* start Information shown *

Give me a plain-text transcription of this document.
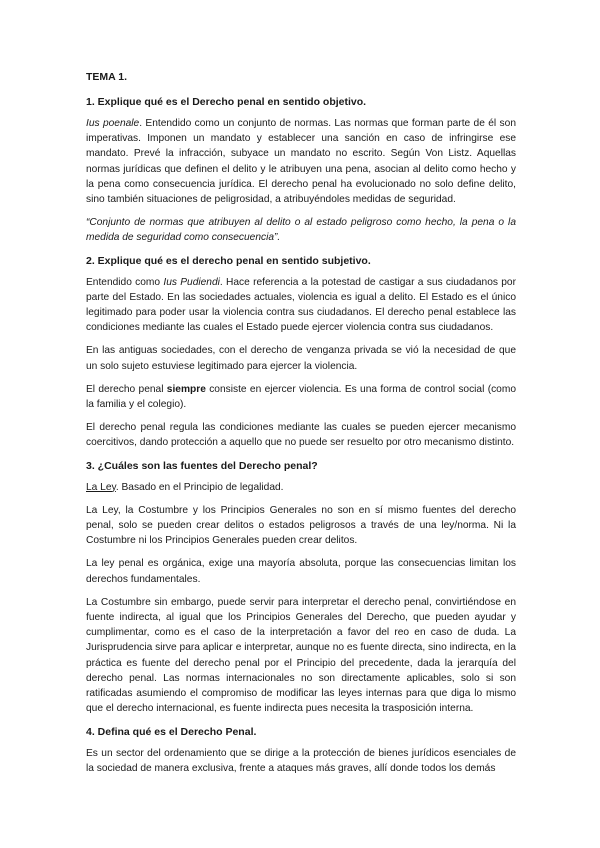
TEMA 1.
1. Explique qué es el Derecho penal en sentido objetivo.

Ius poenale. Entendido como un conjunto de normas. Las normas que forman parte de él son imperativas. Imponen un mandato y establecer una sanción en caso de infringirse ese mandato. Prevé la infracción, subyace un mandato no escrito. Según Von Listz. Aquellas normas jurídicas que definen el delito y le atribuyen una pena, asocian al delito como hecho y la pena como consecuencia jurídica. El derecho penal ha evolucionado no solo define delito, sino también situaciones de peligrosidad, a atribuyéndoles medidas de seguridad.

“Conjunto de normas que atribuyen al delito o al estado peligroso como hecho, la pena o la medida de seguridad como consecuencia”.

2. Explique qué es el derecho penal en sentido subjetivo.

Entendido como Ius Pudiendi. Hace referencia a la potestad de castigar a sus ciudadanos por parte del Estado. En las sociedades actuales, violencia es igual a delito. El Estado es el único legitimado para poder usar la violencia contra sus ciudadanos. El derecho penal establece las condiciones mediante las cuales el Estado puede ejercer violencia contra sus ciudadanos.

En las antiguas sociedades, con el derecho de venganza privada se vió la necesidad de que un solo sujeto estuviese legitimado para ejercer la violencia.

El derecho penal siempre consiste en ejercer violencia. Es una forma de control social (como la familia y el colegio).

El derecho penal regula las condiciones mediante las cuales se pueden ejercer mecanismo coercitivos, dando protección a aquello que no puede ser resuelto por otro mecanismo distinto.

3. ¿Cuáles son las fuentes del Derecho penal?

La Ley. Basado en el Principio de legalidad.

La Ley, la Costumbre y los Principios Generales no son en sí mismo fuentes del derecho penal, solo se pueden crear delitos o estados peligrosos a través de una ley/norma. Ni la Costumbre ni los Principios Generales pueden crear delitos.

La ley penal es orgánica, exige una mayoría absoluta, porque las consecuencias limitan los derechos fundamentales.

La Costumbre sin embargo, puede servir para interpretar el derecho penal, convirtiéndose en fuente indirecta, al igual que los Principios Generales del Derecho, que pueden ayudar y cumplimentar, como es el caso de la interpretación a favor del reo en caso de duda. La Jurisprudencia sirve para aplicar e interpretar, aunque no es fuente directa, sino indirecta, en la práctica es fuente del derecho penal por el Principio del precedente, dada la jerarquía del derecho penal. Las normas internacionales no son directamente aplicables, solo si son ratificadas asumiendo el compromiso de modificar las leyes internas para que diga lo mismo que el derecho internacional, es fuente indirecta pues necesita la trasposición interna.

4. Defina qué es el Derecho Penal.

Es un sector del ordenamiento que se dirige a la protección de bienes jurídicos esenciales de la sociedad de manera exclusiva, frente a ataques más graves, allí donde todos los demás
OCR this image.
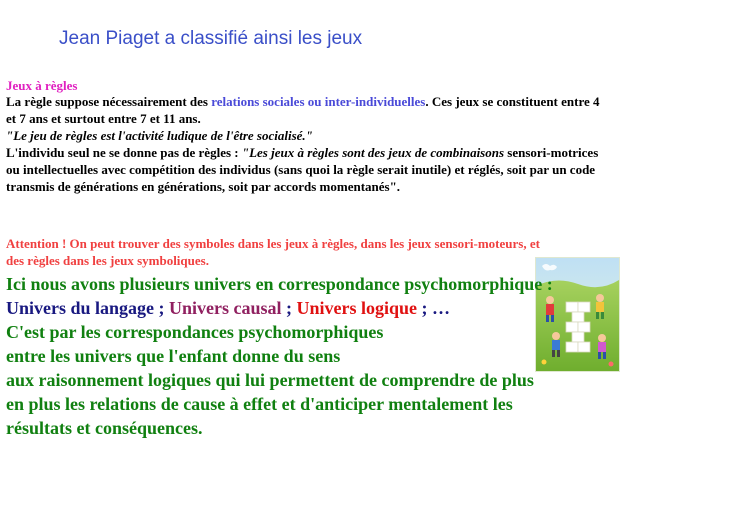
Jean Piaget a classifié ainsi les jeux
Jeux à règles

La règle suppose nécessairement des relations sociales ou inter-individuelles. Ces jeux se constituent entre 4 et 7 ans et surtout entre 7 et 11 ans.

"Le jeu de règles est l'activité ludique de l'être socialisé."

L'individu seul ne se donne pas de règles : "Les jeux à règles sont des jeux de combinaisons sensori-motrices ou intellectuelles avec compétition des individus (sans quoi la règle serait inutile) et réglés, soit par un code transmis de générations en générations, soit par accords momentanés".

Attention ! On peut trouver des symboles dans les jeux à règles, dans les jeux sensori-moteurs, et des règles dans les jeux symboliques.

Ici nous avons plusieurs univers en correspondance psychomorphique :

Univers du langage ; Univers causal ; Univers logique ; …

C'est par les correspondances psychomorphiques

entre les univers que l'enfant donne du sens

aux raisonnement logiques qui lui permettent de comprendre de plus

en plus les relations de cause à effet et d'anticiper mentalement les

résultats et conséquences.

* end Information shown *

Goal
The records above are to be quoted exactly, with all pictures left out.

Answer to this problem
Give me a plain-text transcription of this document.
TEMA 1.
1. Explique qué es el Derecho penal en sentido objetivo.

Ius poenale. Entendido como un conjunto de normas. Las normas que forman parte de él son imperativas. Imponen un mandato y establecer una sanción en caso de infringirse ese mandato. Prevé la infracción, subyace un mandato no escrito. Según Von Listz. Aquellas normas jurídicas que definen el delito y le atribuyen una pena, asocian al delito como hecho y la pena como consecuencia jurídica. El derecho penal ha evolucionado no solo define delito, sino también situaciones de peligrosidad, a atribuyéndoles medidas de seguridad.

“Conjunto de normas que atribuyen al delito o al estado peligroso como hecho, la pena o la medida de seguridad como consecuencia”.

2. Explique qué es el derecho penal en sentido subjetivo.

Entendido como Ius Pudiendi. Hace referencia a la potestad de castigar a sus ciudadanos por parte del Estado. En las sociedades actuales, violencia es igual a delito. El Estado es el único legitimado para poder usar la violencia contra sus ciudadanos. El derecho penal establece las condiciones mediante las cuales el Estado puede ejercer violencia contra sus ciudadanos.

En las antiguas sociedades, con el derecho de venganza privada se vió la necesidad de que un solo sujeto estuviese legitimado para ejercer la violencia.

El derecho penal siempre consiste en ejercer violencia. Es una forma de control social (como la familia y el colegio).

El derecho penal regula las condiciones mediante las cuales se pueden ejercer mecanismo coercitivos, dando protección a aquello que no puede ser resuelto por otro mecanismo distinto.

3. ¿Cuáles son las fuentes del Derecho penal?

La Ley. Basado en el Principio de legalidad.

La Ley, la Costumbre y los Principios Generales no son en sí mismo fuentes del derecho penal, solo se pueden crear delitos o estados peligrosos a través de una ley/norma. Ni la Costumbre ni los Principios Generales pueden crear delitos.

La ley penal es orgánica, exige una mayoría absoluta, porque las consecuencias limitan los derechos fundamentales.

La Costumbre sin embargo, puede servir para interpretar el derecho penal, convirtiéndose en fuente indirecta, al igual que los Principios Generales del Derecho, que pueden ayudar y cumplimentar, como es el caso de la interpretación a favor del reo en caso de duda. La Jurisprudencia sirve para aplicar e interpretar, aunque no es fuente directa, sino indirecta, en la práctica es fuente del derecho penal por el Principio del precedente, dada la jerarquía del derecho penal. Las normas internacionales no son directamente aplicables, solo si son ratificadas asumiendo el compromiso de modificar las leyes internas para que diga lo mismo que el derecho internacional, es fuente indirecta pues necesita la trasposición interna.

4. Defina qué es el Derecho Penal.

Es un sector del ordenamiento que se dirige a la protección de bienes jurídicos esenciales de la sociedad de manera exclusiva, frente a ataques más graves, allí donde todos los demás
OCR this image.
Jean Piaget a classifié ainsi les jeux
Jeux à règles

La règle suppose nécessairement des relations sociales ou inter-individuelles. Ces jeux se constituent entre 4 et 7 ans et surtout entre 7 et 11 ans.

"Le jeu de règles est l'activité ludique de l'être socialisé."

L'individu seul ne se donne pas de règles : "Les jeux à règles sont des jeux de combinaisons sensori-motrices ou intellectuelles avec compétition des individus (sans quoi la règle serait inutile) et réglés, soit par un code transmis de générations en générations, soit par accords momentanés".

Attention ! On peut trouver des symboles dans les jeux à règles, dans les jeux sensori-moteurs, et des règles dans les jeux symboliques.

Ici nous avons plusieurs univers en correspondance psychomorphique :

Univers du langage ; Univers causal ; Univers logique ; …

C'est par les correspondances psychomorphiques

entre les univers que l'enfant donne du sens

aux raisonnement logiques qui lui permettent de comprendre de plus

en plus les relations de cause à effet et d'anticiper mentalement les

résultats et conséquences.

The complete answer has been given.